-------- Records provided --------

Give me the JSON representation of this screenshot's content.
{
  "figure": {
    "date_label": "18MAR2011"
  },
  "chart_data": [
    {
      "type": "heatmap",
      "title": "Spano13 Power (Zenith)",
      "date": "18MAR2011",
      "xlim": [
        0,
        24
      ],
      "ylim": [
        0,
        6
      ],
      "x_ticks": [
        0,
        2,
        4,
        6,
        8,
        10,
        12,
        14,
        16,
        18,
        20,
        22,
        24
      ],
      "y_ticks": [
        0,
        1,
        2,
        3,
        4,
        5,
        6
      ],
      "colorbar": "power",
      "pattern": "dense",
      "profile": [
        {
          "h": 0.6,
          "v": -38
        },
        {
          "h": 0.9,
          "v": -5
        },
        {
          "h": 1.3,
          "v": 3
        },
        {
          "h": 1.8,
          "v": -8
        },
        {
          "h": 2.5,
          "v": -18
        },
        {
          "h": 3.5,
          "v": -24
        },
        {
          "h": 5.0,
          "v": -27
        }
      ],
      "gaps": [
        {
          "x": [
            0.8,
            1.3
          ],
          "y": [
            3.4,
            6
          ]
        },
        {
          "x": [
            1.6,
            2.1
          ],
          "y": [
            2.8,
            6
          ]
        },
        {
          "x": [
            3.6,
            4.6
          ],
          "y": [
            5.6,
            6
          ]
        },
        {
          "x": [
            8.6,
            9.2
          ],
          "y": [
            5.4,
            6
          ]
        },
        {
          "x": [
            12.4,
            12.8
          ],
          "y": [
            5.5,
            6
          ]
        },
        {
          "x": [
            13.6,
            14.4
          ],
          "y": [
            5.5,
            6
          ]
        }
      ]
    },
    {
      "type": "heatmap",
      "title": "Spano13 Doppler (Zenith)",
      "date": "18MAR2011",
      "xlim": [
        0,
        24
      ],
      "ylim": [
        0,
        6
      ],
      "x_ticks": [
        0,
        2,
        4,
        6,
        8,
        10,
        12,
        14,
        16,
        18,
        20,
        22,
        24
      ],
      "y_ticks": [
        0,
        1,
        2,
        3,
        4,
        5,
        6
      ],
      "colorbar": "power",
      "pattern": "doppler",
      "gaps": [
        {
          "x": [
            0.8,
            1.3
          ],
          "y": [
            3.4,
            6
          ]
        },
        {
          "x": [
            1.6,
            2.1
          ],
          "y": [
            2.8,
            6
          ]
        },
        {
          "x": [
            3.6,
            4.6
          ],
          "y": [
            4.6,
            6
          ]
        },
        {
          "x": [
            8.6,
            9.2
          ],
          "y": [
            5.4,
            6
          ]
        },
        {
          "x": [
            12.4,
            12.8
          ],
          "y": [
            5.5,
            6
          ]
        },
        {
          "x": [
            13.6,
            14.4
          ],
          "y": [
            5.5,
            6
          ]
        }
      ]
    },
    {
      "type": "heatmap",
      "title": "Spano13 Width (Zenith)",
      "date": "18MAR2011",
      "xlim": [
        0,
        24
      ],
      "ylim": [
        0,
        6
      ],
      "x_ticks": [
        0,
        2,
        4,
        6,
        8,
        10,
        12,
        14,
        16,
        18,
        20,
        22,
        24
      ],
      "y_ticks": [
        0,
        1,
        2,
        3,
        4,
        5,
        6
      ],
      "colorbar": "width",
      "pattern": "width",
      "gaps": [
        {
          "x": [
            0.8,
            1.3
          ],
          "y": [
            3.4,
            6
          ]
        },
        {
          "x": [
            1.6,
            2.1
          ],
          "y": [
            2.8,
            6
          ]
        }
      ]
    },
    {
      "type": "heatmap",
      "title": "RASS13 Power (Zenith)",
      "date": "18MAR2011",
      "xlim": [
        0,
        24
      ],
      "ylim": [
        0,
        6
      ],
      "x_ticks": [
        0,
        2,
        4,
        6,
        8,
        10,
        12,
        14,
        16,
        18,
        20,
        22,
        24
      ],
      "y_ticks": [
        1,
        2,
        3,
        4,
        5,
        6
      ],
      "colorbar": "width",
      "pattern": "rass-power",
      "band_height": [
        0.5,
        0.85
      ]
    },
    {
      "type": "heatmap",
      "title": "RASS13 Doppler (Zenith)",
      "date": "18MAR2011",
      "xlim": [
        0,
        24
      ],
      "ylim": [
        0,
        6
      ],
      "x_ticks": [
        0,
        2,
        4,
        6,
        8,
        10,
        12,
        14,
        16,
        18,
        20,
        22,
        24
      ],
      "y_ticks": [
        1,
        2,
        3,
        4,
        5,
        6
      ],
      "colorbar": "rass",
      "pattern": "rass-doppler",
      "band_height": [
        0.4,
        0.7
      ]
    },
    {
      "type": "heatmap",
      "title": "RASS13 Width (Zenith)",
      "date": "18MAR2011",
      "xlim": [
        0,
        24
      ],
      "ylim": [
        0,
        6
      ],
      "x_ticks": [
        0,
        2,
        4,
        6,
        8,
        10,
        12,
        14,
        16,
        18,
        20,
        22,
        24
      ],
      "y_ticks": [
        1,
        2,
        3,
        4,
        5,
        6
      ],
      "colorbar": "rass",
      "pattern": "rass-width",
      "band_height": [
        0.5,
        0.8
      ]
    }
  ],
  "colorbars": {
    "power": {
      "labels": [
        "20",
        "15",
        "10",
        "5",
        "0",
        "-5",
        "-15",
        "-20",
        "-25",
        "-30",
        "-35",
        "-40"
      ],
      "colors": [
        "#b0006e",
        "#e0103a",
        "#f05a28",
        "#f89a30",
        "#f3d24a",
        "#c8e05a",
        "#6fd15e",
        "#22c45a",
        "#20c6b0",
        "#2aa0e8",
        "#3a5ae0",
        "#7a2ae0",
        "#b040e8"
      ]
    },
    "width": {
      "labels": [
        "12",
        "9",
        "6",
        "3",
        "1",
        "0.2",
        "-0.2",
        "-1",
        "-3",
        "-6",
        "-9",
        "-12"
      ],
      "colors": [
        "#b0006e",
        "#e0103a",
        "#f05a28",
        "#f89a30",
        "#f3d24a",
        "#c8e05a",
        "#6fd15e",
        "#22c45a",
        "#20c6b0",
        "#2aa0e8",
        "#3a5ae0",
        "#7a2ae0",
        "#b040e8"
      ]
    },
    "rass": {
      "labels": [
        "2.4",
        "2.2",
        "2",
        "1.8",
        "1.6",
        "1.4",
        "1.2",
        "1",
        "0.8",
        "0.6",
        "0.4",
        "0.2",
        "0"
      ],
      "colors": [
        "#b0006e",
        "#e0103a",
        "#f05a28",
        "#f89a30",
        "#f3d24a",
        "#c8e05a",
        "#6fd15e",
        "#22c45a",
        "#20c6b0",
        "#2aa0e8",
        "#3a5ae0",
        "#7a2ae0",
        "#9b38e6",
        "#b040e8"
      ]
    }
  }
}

--------

§ What you will do:
The entries above must be returned exactly.

§ Complete output:
Give me the JSON representation of this screenshot's content.
{
  "figure": {
    "date_label": "18MAR2011"
  },
  "chart_data": [
    {
      "type": "heatmap",
      "title": "Spano13 Power (Zenith)",
      "date": "18MAR2011",
      "xlim": [
        0,
        24
      ],
      "ylim": [
        0,
        6
      ],
      "x_ticks": [
        0,
        2,
        4,
        6,
        8,
        10,
        12,
        14,
        16,
        18,
        20,
        22,
        24
      ],
      "y_ticks": [
        0,
        1,
        2,
        3,
        4,
        5,
        6
      ],
      "colorbar": "power",
      "pattern": "dense",
      "profile": [
        {
          "h": 0.6,
          "v": -38
        },
        {
          "h": 0.9,
          "v": -5
        },
        {
          "h": 1.3,
          "v": 3
        },
        {
          "h": 1.8,
          "v": -8
        },
        {
          "h": 2.5,
          "v": -18
        },
        {
          "h": 3.5,
          "v": -24
        },
        {
          "h": 5.0,
          "v": -27
        }
      ],
      "gaps": [
        {
          "x": [
            0.8,
            1.3
          ],
          "y": [
            3.4,
            6
          ]
        },
        {
          "x": [
            1.6,
            2.1
          ],
          "y": [
            2.8,
            6
          ]
        },
        {
          "x": [
            3.6,
            4.6
          ],
          "y": [
            5.6,
            6
          ]
        },
        {
          "x": [
            8.6,
            9.2
          ],
          "y": [
            5.4,
            6
          ]
        },
        {
          "x": [
            12.4,
            12.8
          ],
          "y": [
            5.5,
            6
          ]
        },
        {
          "x": [
            13.6,
            14.4
          ],
          "y": [
            5.5,
            6
          ]
        }
      ]
    },
    {
      "type": "heatmap",
      "title": "Spano13 Doppler (Zenith)",
      "date": "18MAR2011",
      "xlim": [
        0,
        24
      ],
      "ylim": [
        0,
        6
      ],
      "x_ticks": [
        0,
        2,
        4,
        6,
        8,
        10,
        12,
        14,
        16,
        18,
        20,
        22,
        24
      ],
      "y_ticks": [
        0,
        1,
        2,
        3,
        4,
        5,
        6
      ],
      "colorbar": "power",
      "pattern": "doppler",
      "gaps": [
        {
          "x": [
            0.8,
            1.3
          ],
          "y": [
            3.4,
            6
          ]
        },
        {
          "x": [
            1.6,
            2.1
          ],
          "y": [
            2.8,
            6
          ]
        },
        {
          "x": [
            3.6,
            4.6
          ],
          "y": [
            4.6,
            6
          ]
        },
        {
          "x": [
            8.6,
            9.2
          ],
          "y": [
            5.4,
            6
          ]
        },
        {
          "x": [
            12.4,
            12.8
          ],
          "y": [
            5.5,
            6
          ]
        },
        {
          "x": [
            13.6,
            14.4
          ],
          "y": [
            5.5,
            6
          ]
        }
      ]
    },
    {
      "type": "heatmap",
      "title": "Spano13 Width (Zenith)",
      "date": "18MAR2011",
      "xlim": [
        0,
        24
      ],
      "ylim": [
        0,
        6
      ],
      "x_ticks": [
        0,
        2,
        4,
        6,
        8,
        10,
        12,
        14,
        16,
        18,
        20,
        22,
        24
      ],
      "y_ticks": [
        0,
        1,
        2,
        3,
        4,
        5,
        6
      ],
      "colorbar": "width",
      "pattern": "width",
      "gaps": [
        {
          "x": [
            0.8,
            1.3
          ],
          "y": [
            3.4,
            6
          ]
        },
        {
          "x": [
            1.6,
            2.1
          ],
          "y": [
            2.8,
            6
          ]
        }
      ]
    },
    {
      "type": "heatmap",
      "title": "RASS13 Power (Zenith)",
      "date": "18MAR2011",
      "xlim": [
        0,
        24
      ],
      "ylim": [
        0,
        6
      ],
      "x_ticks": [
        0,
        2,
        4,
        6,
        8,
        10,
        12,
        14,
        16,
        18,
        20,
        22,
        24
      ],
      "y_ticks": [
        1,
        2,
        3,
        4,
        5,
        6
      ],
      "colorbar": "width",
      "pattern": "rass-power",
      "band_height": [
        0.5,
        0.85
      ]
    },
    {
      "type": "heatmap",
      "title": "RASS13 Doppler (Zenith)",
      "date": "18MAR2011",
      "xlim": [
        0,
        24
      ],
      "ylim": [
        0,
        6
      ],
      "x_ticks": [
        0,
        2,
        4,
        6,
        8,
        10,
        12,
        14,
        16,
        18,
        20,
        22,
        24
      ],
      "y_ticks": [
        1,
        2,
        3,
        4,
        5,
        6
      ],
      "colorbar": "rass",
      "pattern": "rass-doppler",
      "band_height": [
        0.4,
        0.7
      ]
    },
    {
      "type": "heatmap",
      "title": "RASS13 Width (Zenith)",
      "date": "18MAR2011",
      "xlim": [
        0,
        24
      ],
      "ylim": [
        0,
        6
      ],
      "x_ticks": [
        0,
        2,
        4,
        6,
        8,
        10,
        12,
        14,
        16,
        18,
        20,
        22,
        24
      ],
      "y_ticks": [
        1,
        2,
        3,
        4,
        5,
        6
      ],
      "colorbar": "rass",
      "pattern": "rass-width",
      "band_height": [
        0.5,
        0.8
      ]
    }
  ],
  "colorbars": {
    "power": {
      "labels": [
        "20",
        "15",
        "10",
        "5",
        "0",
        "-5",
        "-15",
        "-20",
        "-25",
        "-30",
        "-35",
        "-40"
      ],
      "colors": [
        "#b0006e",
        "#e0103a",
        "#f05a28",
        "#f89a30",
        "#f3d24a",
        "#c8e05a",
        "#6fd15e",
        "#22c45a",
        "#20c6b0",
        "#2aa0e8",
        "#3a5ae0",
        "#7a2ae0",
        "#b040e8"
      ]
    },
    "width": {
      "labels": [
        "12",
        "9",
        "6",
        "3",
        "1",
        "0.2",
        "-0.2",
        "-1",
        "-3",
        "-6",
        "-9",
        "-12"
      ],
      "colors": [
        "#b0006e",
        "#e0103a",
        "#f05a28",
        "#f89a30",
        "#f3d24a",
        "#c8e05a",
        "#6fd15e",
        "#22c45a",
        "#20c6b0",
        "#2aa0e8",
        "#3a5ae0",
        "#7a2ae0",
        "#b040e8"
      ]
    },
    "rass": {
      "labels": [
        "2.4",
        "2.2",
        "2",
        "1.8",
        "1.6",
        "1.4",
        "1.2",
        "1",
        "0.8",
        "0.6",
        "0.4",
        "0.2",
        "0"
      ],
      "colors": [
        "#b0006e",
        "#e0103a",
        "#f05a28",
        "#f89a30",
        "#f3d24a",
        "#c8e05a",
        "#6fd15e",
        "#22c45a",
        "#20c6b0",
        "#2aa0e8",
        "#3a5ae0",
        "#7a2ae0",
        "#9b38e6",
        "#b040e8"
      ]
    }
  }
}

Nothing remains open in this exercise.